--- RECORDS PROVIDED ---
*-*-*
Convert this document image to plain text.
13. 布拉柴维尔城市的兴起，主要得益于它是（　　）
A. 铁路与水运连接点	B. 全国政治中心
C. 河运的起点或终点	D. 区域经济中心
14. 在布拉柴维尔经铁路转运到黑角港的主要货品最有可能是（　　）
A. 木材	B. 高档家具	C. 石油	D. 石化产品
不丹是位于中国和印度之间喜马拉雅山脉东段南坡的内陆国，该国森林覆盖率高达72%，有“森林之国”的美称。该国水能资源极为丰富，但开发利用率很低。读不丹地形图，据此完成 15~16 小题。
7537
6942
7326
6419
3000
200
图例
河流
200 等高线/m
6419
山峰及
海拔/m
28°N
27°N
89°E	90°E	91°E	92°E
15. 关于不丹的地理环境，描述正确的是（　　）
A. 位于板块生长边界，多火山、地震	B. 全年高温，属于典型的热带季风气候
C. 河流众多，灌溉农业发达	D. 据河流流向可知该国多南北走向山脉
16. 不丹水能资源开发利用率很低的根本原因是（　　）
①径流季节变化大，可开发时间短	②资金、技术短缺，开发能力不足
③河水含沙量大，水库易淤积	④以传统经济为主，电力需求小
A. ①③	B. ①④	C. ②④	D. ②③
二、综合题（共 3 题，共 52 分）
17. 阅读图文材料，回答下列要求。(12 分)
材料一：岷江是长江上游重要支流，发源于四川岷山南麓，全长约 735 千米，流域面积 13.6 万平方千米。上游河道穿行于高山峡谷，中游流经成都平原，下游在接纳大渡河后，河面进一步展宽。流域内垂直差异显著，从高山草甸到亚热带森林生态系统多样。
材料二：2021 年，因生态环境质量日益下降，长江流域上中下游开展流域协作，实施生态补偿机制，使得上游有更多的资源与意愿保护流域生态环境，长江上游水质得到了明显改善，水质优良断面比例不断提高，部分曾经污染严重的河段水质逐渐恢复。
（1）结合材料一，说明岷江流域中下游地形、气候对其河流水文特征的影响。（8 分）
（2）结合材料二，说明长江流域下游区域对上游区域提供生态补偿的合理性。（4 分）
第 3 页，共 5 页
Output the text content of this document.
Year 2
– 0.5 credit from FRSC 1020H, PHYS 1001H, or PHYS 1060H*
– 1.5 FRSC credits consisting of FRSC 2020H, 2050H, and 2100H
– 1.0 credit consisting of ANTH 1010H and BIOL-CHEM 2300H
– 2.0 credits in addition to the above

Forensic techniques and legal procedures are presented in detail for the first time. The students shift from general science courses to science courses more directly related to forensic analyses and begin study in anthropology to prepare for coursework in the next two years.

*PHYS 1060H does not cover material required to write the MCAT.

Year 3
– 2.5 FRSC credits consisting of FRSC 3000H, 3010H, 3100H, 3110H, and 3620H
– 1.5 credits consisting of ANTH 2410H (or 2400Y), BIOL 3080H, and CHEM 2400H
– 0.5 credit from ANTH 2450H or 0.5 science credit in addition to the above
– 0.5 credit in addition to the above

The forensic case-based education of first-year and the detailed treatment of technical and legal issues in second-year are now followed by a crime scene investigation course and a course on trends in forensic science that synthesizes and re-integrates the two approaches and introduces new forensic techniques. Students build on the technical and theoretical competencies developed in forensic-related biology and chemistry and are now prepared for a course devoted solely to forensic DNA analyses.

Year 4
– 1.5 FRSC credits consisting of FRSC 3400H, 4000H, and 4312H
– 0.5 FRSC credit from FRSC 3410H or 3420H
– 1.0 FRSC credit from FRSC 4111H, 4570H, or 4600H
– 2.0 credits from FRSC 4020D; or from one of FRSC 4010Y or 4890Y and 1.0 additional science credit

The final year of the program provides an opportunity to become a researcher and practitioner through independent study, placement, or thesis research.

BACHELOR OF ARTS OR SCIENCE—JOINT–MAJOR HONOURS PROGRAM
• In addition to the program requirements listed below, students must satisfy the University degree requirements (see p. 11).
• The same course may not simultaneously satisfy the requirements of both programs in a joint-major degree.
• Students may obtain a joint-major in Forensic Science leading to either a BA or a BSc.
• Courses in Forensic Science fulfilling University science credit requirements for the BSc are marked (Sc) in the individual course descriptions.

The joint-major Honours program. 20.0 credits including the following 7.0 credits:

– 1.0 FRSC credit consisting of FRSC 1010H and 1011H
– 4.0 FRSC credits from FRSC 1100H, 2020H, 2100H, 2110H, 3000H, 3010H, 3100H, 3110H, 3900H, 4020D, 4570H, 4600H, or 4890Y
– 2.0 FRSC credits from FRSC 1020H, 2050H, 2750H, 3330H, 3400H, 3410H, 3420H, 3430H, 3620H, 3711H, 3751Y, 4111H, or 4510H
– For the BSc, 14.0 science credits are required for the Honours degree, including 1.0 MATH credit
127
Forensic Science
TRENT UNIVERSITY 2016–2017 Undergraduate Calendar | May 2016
*-*-*
--- SET TASK ---
Retype the data in full and match it exactly.

--- ANSWER TO THE EXERCISE ---
Convert this document image to plain text.
13. 布拉柴维尔城市的兴起，主要得益于它是（　　）
A. 铁路与水运连接点	B. 全国政治中心
C. 河运的起点或终点	D. 区域经济中心
14. 在布拉柴维尔经铁路转运到黑角港的主要货品最有可能是（　　）
A. 木材	B. 高档家具	C. 石油	D. 石化产品
不丹是位于中国和印度之间喜马拉雅山脉东段南坡的内陆国，该国森林覆盖率高达72%，有“森林之国”的美称。该国水能资源极为丰富，但开发利用率很低。读不丹地形图，据此完成 15~16 小题。
7537
6942
7326
6419
3000
200
图例
河流
200 等高线/m
6419
山峰及
海拔/m
28°N
27°N
89°E	90°E	91°E	92°E
15. 关于不丹的地理环境，描述正确的是（　　）
A. 位于板块生长边界，多火山、地震	B. 全年高温，属于典型的热带季风气候
C. 河流众多，灌溉农业发达	D. 据河流流向可知该国多南北走向山脉
16. 不丹水能资源开发利用率很低的根本原因是（　　）
①径流季节变化大，可开发时间短	②资金、技术短缺，开发能力不足
③河水含沙量大，水库易淤积	④以传统经济为主，电力需求小
A. ①③	B. ①④	C. ②④	D. ②③
二、综合题（共 3 题，共 52 分）
17. 阅读图文材料，回答下列要求。(12 分)
材料一：岷江是长江上游重要支流，发源于四川岷山南麓，全长约 735 千米，流域面积 13.6 万平方千米。上游河道穿行于高山峡谷，中游流经成都平原，下游在接纳大渡河后，河面进一步展宽。流域内垂直差异显著，从高山草甸到亚热带森林生态系统多样。
材料二：2021 年，因生态环境质量日益下降，长江流域上中下游开展流域协作，实施生态补偿机制，使得上游有更多的资源与意愿保护流域生态环境，长江上游水质得到了明显改善，水质优良断面比例不断提高，部分曾经污染严重的河段水质逐渐恢复。
（1）结合材料一，说明岷江流域中下游地形、气候对其河流水文特征的影响。（8 分）
（2）结合材料二，说明长江流域下游区域对上游区域提供生态补偿的合理性。（4 分）
第 3 页，共 5 页
Output the text content of this document.
Year 2
– 0.5 credit from FRSC 1020H, PHYS 1001H, or PHYS 1060H*
– 1.5 FRSC credits consisting of FRSC 2020H, 2050H, and 2100H
– 1.0 credit consisting of ANTH 1010H and BIOL-CHEM 2300H
– 2.0 credits in addition to the above

Forensic techniques and legal procedures are presented in detail for the first time. The students shift from general science courses to science courses more directly related to forensic analyses and begin study in anthropology to prepare for coursework in the next two years.

*PHYS 1060H does not cover material required to write the MCAT.

Year 3
– 2.5 FRSC credits consisting of FRSC 3000H, 3010H, 3100H, 3110H, and 3620H
– 1.5 credits consisting of ANTH 2410H (or 2400Y), BIOL 3080H, and CHEM 2400H
– 0.5 credit from ANTH 2450H or 0.5 science credit in addition to the above
– 0.5 credit in addition to the above

The forensic case-based education of first-year and the detailed treatment of technical and legal issues in second-year are now followed by a crime scene investigation course and a course on trends in forensic science that synthesizes and re-integrates the two approaches and introduces new forensic techniques. Students build on the technical and theoretical competencies developed in forensic-related biology and chemistry and are now prepared for a course devoted solely to forensic DNA analyses.

Year 4
– 1.5 FRSC credits consisting of FRSC 3400H, 4000H, and 4312H
– 0.5 FRSC credit from FRSC 3410H or 3420H
– 1.0 FRSC credit from FRSC 4111H, 4570H, or 4600H
– 2.0 credits from FRSC 4020D; or from one of FRSC 4010Y or 4890Y and 1.0 additional science credit

The final year of the program provides an opportunity to become a researcher and practitioner through independent study, placement, or thesis research.

BACHELOR OF ARTS OR SCIENCE—JOINT–MAJOR HONOURS PROGRAM
• In addition to the program requirements listed below, students must satisfy the University degree requirements (see p. 11).
• The same course may not simultaneously satisfy the requirements of both programs in a joint-major degree.
• Students may obtain a joint-major in Forensic Science leading to either a BA or a BSc.
• Courses in Forensic Science fulfilling University science credit requirements for the BSc are marked (Sc) in the individual course descriptions.

The joint-major Honours program. 20.0 credits including the following 7.0 credits:

– 1.0 FRSC credit consisting of FRSC 1010H and 1011H
– 4.0 FRSC credits from FRSC 1100H, 2020H, 2100H, 2110H, 3000H, 3010H, 3100H, 3110H, 3900H, 4020D, 4570H, 4600H, or 4890Y
– 2.0 FRSC credits from FRSC 1020H, 2050H, 2750H, 3330H, 3400H, 3410H, 3420H, 3430H, 3620H, 3711H, 3751Y, 4111H, or 4510H
– For the BSc, 14.0 science credits are required for the Honours degree, including 1.0 MATH credit
127
Forensic Science
TRENT UNIVERSITY 2016–2017 Undergraduate Calendar | May 2016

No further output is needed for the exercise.